(Données d'annotation des boîtes)
§

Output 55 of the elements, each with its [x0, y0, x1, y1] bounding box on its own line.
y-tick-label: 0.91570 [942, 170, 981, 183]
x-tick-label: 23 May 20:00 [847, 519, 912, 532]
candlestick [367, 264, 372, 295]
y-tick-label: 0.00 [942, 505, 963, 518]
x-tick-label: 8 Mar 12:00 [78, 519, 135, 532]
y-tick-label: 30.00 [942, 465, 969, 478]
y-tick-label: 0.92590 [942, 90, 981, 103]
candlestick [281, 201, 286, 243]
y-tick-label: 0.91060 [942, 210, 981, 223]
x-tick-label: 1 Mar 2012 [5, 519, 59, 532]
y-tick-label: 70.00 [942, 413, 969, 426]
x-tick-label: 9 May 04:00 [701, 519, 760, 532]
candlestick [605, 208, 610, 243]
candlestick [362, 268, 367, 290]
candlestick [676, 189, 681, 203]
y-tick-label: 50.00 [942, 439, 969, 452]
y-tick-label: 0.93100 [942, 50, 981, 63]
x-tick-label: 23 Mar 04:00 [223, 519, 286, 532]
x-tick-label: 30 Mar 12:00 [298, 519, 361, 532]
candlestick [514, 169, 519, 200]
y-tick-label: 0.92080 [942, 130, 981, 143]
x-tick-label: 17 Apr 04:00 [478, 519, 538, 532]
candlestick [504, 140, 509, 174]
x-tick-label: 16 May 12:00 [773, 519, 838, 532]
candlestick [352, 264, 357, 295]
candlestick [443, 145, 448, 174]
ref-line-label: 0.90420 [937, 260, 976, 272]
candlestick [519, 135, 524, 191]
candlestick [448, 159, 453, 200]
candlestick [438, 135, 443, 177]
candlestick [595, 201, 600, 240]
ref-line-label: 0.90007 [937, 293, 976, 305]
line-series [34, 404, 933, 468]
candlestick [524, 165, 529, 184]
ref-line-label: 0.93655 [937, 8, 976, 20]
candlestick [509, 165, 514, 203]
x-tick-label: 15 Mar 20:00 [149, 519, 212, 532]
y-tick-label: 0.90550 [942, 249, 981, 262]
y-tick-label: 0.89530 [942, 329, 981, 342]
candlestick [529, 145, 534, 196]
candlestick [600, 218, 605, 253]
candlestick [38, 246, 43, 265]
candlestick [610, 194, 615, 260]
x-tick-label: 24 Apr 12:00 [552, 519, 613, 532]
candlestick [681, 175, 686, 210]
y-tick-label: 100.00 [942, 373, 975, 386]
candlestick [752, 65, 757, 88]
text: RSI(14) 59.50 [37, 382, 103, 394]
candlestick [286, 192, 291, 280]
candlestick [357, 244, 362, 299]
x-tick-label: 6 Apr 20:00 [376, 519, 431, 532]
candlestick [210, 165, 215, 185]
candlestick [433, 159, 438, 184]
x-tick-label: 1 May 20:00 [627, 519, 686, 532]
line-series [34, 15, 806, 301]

§

Convertis toutes ces lignes en une liste JSON de chaînes, à raison d'une chaîne par ligne, sans les lignes vides.

EXERCICE RÉALISÉ:
[
  "Output 55 of the elements, each with its [x0, y0, x1, y1] bounding box on its own line.",
  "y-tick-label: 0.91570 [942, 170, 981, 183]",
  "x-tick-label: 23 May 20:00 [847, 519, 912, 532]",
  "candlestick [367, 264, 372, 295]",
  "y-tick-label: 0.00 [942, 505, 963, 518]",
  "x-tick-label: 8 Mar 12:00 [78, 519, 135, 532]",
  "y-tick-label: 30.00 [942, 465, 969, 478]",
  "y-tick-label: 0.92590 [942, 90, 981, 103]",
  "candlestick [281, 201, 286, 243]",
  "y-tick-label: 0.91060 [942, 210, 981, 223]",
  "x-tick-label: 1 Mar 2012 [5, 519, 59, 532]",
  "y-tick-label: 70.00 [942, 413, 969, 426]",
  "x-tick-label: 9 May 04:00 [701, 519, 760, 532]",
  "candlestick [605, 208, 610, 243]",
  "candlestick [362, 268, 367, 290]",
  "candlestick [676, 189, 681, 203]",
  "y-tick-label: 50.00 [942, 439, 969, 452]",
  "y-tick-label: 0.93100 [942, 50, 981, 63]",
  "x-tick-label: 23 Mar 04:00 [223, 519, 286, 532]",
  "x-tick-label: 30 Mar 12:00 [298, 519, 361, 532]",
  "candlestick [514, 169, 519, 200]",
  "y-tick-label: 0.92080 [942, 130, 981, 143]",
  "x-tick-label: 17 Apr 04:00 [478, 519, 538, 532]",
  "candlestick [504, 140, 509, 174]",
  "x-tick-label: 16 May 12:00 [773, 519, 838, 532]",
  "candlestick [352, 264, 357, 295]",
  "candlestick [443, 145, 448, 174]",
  "ref-line-label: 0.90420 [937, 260, 976, 272]",
  "candlestick [519, 135, 524, 191]",
  "candlestick [448, 159, 453, 200]",
  "candlestick [438, 135, 443, 177]",
  "candlestick [595, 201, 600, 240]",
  "ref-line-label: 0.90007 [937, 293, 976, 305]",
  "line-series [34, 404, 933, 468]",
  "candlestick [524, 165, 529, 184]",
  "ref-line-label: 0.93655 [937, 8, 976, 20]",
  "candlestick [509, 165, 514, 203]",
  "x-tick-label: 15 Mar 20:00 [149, 519, 212, 532]",
  "y-tick-label: 0.90550 [942, 249, 981, 262]",
  "y-tick-label: 0.89530 [942, 329, 981, 342]",
  "candlestick [529, 145, 534, 196]",
  "candlestick [600, 218, 605, 253]",
  "candlestick [38, 246, 43, 265]",
  "candlestick [610, 194, 615, 260]",
  "x-tick-label: 24 Apr 12:00 [552, 519, 613, 532]",
  "candlestick [681, 175, 686, 210]",
  "y-tick-label: 100.00 [942, 373, 975, 386]",
  "candlestick [752, 65, 757, 88]",
  "text: RSI(14) 59.50 [37, 382, 103, 394]",
  "candlestick [286, 192, 291, 280]",
  "candlestick [357, 244, 362, 299]",
  "x-tick-label: 6 Apr 20:00 [376, 519, 431, 532]",
  "candlestick [210, 165, 215, 185]",
  "candlestick [433, 159, 438, 184]",
  "x-tick-label: 1 May 20:00 [627, 519, 686, 532]",
  "line-series [34, 15, 806, 301]"
]